<<<<
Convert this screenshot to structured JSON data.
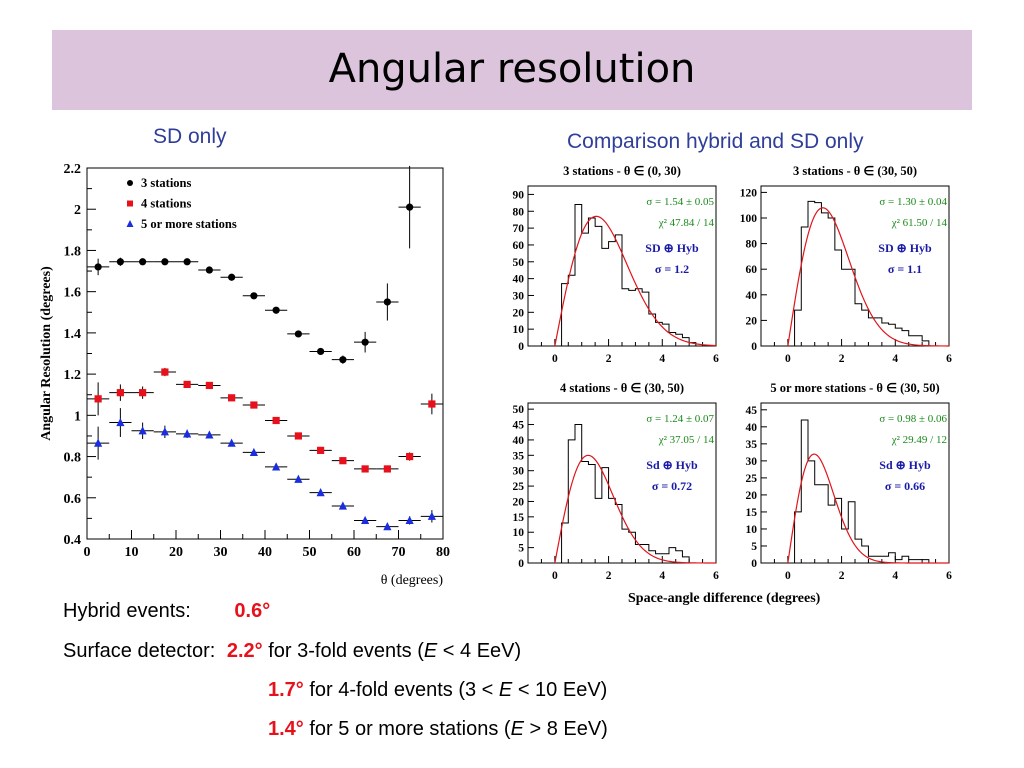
{
  "slide": {
    "title": "Angular resolution",
    "left_subtitle": "SD only",
    "right_subtitle": "Comparison hybrid and SD only"
  },
  "colors": {
    "title_bg": "#dcc4dc",
    "subtitle": "#2f3e99",
    "highlight": "#e8111b",
    "fit_curve": "#e0151b",
    "stats_green": "#1a8a1a",
    "stats_blue": "#1a1aa8"
  },
  "summary": {
    "hybrid_label": "Hybrid events:",
    "hybrid_value": "0.6°",
    "sd_label": "Surface detector:",
    "lines": [
      {
        "value": "2.2°",
        "text1": " for 3-fold events (",
        "var": "E",
        "text2": " < 4 EeV)"
      },
      {
        "value": "1.7°",
        "text1": " for 4-fold events (3 < ",
        "var": "E",
        "text2": " < 10 EeV)"
      },
      {
        "value": "1.4°",
        "text1": " for 5 or more stations (",
        "var": "E",
        "text2": " > 8 EeV)"
      }
    ]
  },
  "chart_data": [
    {
      "type": "scatter",
      "title": "",
      "xlabel": "θ (degrees)",
      "ylabel": "Angular Resolution (degrees)",
      "xlim": [
        0,
        80
      ],
      "ylim": [
        0.4,
        2.2
      ],
      "xticks": [
        "0",
        "10",
        "20",
        "30",
        "40",
        "50",
        "60",
        "70",
        "80"
      ],
      "yticks": [
        "0.4",
        "0.6",
        "0.8",
        "1",
        "1.2",
        "1.4",
        "1.6",
        "1.8",
        "2",
        "2.2"
      ],
      "legend_position": "top-left",
      "series": [
        {
          "name": "3 stations",
          "color": "#000000",
          "marker": "circle",
          "x": [
            2.5,
            7.5,
            12.5,
            17.5,
            22.5,
            27.5,
            32.5,
            37.5,
            42.5,
            47.5,
            52.5,
            57.5,
            62.5,
            67.5,
            72.5
          ],
          "y": [
            1.72,
            1.745,
            1.745,
            1.745,
            1.745,
            1.705,
            1.67,
            1.58,
            1.51,
            1.395,
            1.31,
            1.27,
            1.355,
            1.55,
            2.01
          ],
          "err": [
            0.04,
            0.02,
            0.015,
            0.015,
            0.015,
            0.015,
            0.015,
            0.015,
            0.015,
            0.015,
            0.015,
            0.02,
            0.05,
            0.09,
            0.2
          ]
        },
        {
          "name": "4 stations",
          "color": "#e8111b",
          "marker": "square",
          "x": [
            2.5,
            7.5,
            12.5,
            17.5,
            22.5,
            27.5,
            32.5,
            37.5,
            42.5,
            47.5,
            52.5,
            57.5,
            62.5,
            67.5,
            72.5,
            77.5
          ],
          "y": [
            1.08,
            1.11,
            1.11,
            1.21,
            1.15,
            1.145,
            1.085,
            1.05,
            0.975,
            0.9,
            0.83,
            0.78,
            0.74,
            0.74,
            0.8,
            1.055
          ],
          "err": [
            0.08,
            0.04,
            0.03,
            0.02,
            0.015,
            0.015,
            0.015,
            0.015,
            0.015,
            0.015,
            0.015,
            0.015,
            0.015,
            0.015,
            0.02,
            0.05
          ]
        },
        {
          "name": "5 or more stations",
          "color": "#1a2ee0",
          "marker": "triangle",
          "x": [
            2.5,
            7.5,
            12.5,
            17.5,
            22.5,
            27.5,
            32.5,
            37.5,
            42.5,
            47.5,
            52.5,
            57.5,
            62.5,
            67.5,
            72.5,
            77.5
          ],
          "y": [
            0.865,
            0.965,
            0.925,
            0.92,
            0.91,
            0.905,
            0.865,
            0.82,
            0.75,
            0.69,
            0.625,
            0.56,
            0.49,
            0.46,
            0.49,
            0.51
          ],
          "err": [
            0.08,
            0.07,
            0.04,
            0.03,
            0.02,
            0.015,
            0.015,
            0.015,
            0.015,
            0.015,
            0.015,
            0.015,
            0.015,
            0.015,
            0.02,
            0.03
          ]
        }
      ]
    },
    {
      "type": "area",
      "title": "3 stations - θ ∈ (0, 30)",
      "xlim": [
        -1,
        6
      ],
      "ylim": [
        0,
        95
      ],
      "xticks": [
        "0",
        "2",
        "4",
        "6"
      ],
      "yticks": [
        "0",
        "10",
        "20",
        "30",
        "40",
        "50",
        "60",
        "70",
        "80",
        "90"
      ],
      "bin_edges": [
        0,
        0.25,
        0.5,
        0.75,
        1,
        1.25,
        1.5,
        1.75,
        2,
        2.25,
        2.5,
        2.75,
        3,
        3.25,
        3.5,
        3.75,
        4,
        4.25,
        4.5,
        4.75,
        5,
        5.25,
        5.5,
        5.75,
        6
      ],
      "counts": [
        0,
        37,
        42,
        84,
        67,
        76,
        71,
        58,
        62,
        66,
        34,
        33,
        34,
        32,
        19,
        14,
        13,
        8,
        7,
        5,
        2,
        0,
        0,
        0
      ],
      "fit": {
        "sigma": 1.54,
        "amplitude": 77
      },
      "stats": [
        "σ = 1.54 ± 0.05",
        "χ²   47.84 / 14"
      ],
      "sd_box": [
        "SD ⊕ Hyb",
        "σ = 1.2"
      ]
    },
    {
      "type": "area",
      "title": "3 stations - θ ∈ (30, 50)",
      "xlim": [
        -1,
        6
      ],
      "ylim": [
        0,
        125
      ],
      "xticks": [
        "0",
        "2",
        "4",
        "6"
      ],
      "yticks": [
        "0",
        "20",
        "40",
        "60",
        "80",
        "100",
        "120"
      ],
      "bin_edges": [
        0,
        0.25,
        0.5,
        0.75,
        1,
        1.25,
        1.5,
        1.75,
        2,
        2.25,
        2.5,
        2.75,
        3,
        3.25,
        3.5,
        3.75,
        4,
        4.25,
        4.5,
        4.75,
        5,
        5.25,
        5.5,
        5.75,
        6
      ],
      "counts": [
        0,
        28,
        93,
        113,
        112,
        104,
        100,
        75,
        60,
        60,
        33,
        28,
        22,
        22,
        18,
        17,
        14,
        12,
        8,
        8,
        4,
        0,
        0,
        0
      ],
      "fit": {
        "sigma": 1.3,
        "amplitude": 108
      },
      "stats": [
        "σ = 1.30 ± 0.04",
        "χ²   61.50 / 14"
      ],
      "sd_box": [
        "SD ⊕ Hyb",
        "σ = 1.1"
      ]
    },
    {
      "type": "area",
      "title": "4 stations - θ ∈ (30, 50)",
      "xlim": [
        -1,
        6
      ],
      "ylim": [
        0,
        52
      ],
      "xticks": [
        "0",
        "2",
        "4",
        "6"
      ],
      "yticks": [
        "0",
        "5",
        "10",
        "15",
        "20",
        "25",
        "30",
        "35",
        "40",
        "45",
        "50"
      ],
      "bin_edges": [
        0,
        0.25,
        0.5,
        0.75,
        1,
        1.25,
        1.5,
        1.75,
        2,
        2.25,
        2.5,
        2.75,
        3,
        3.25,
        3.5,
        3.75,
        4,
        4.25,
        4.5,
        4.75,
        5,
        5.25,
        5.5,
        5.75,
        6
      ],
      "counts": [
        0,
        13,
        40,
        45,
        33,
        32,
        21,
        31,
        21,
        19,
        11,
        10,
        6,
        6,
        4,
        3,
        3,
        5,
        4,
        2,
        0,
        0,
        0,
        0
      ],
      "fit": {
        "sigma": 1.24,
        "amplitude": 35
      },
      "stats": [
        "σ = 1.24 ± 0.07",
        "χ²   37.05 / 14"
      ],
      "sd_box": [
        "Sd ⊕ Hyb",
        "σ = 0.72"
      ]
    },
    {
      "type": "area",
      "title": "5 or more stations - θ ∈ (30, 50)",
      "xlim": [
        -1,
        6
      ],
      "ylim": [
        0,
        47
      ],
      "xticks": [
        "0",
        "2",
        "4",
        "6"
      ],
      "yticks": [
        "0",
        "5",
        "10",
        "15",
        "20",
        "25",
        "30",
        "35",
        "40",
        "45"
      ],
      "bin_edges": [
        0,
        0.25,
        0.5,
        0.75,
        1,
        1.25,
        1.5,
        1.75,
        2,
        2.25,
        2.5,
        2.75,
        3,
        3.25,
        3.5,
        3.75,
        4,
        4.25,
        4.5,
        4.75,
        5,
        5.25,
        5.5,
        5.75,
        6
      ],
      "counts": [
        0,
        15,
        42,
        30,
        23,
        23,
        17,
        19,
        10,
        18,
        7,
        5,
        2,
        2,
        2,
        3,
        1,
        2,
        1,
        1,
        1,
        0,
        0,
        0
      ],
      "fit": {
        "sigma": 0.98,
        "amplitude": 32
      },
      "stats": [
        "σ = 0.98 ± 0.06",
        "χ²   29.49 / 12"
      ],
      "sd_box": [
        "Sd ⊕ Hyb",
        "σ = 0.66"
      ]
    }
  ],
  "histogram_xlabel": "Space-angle difference (degrees)"
}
>>>>
Work out how many lines in the records above contain the word "stations", and reply with that number alone.

8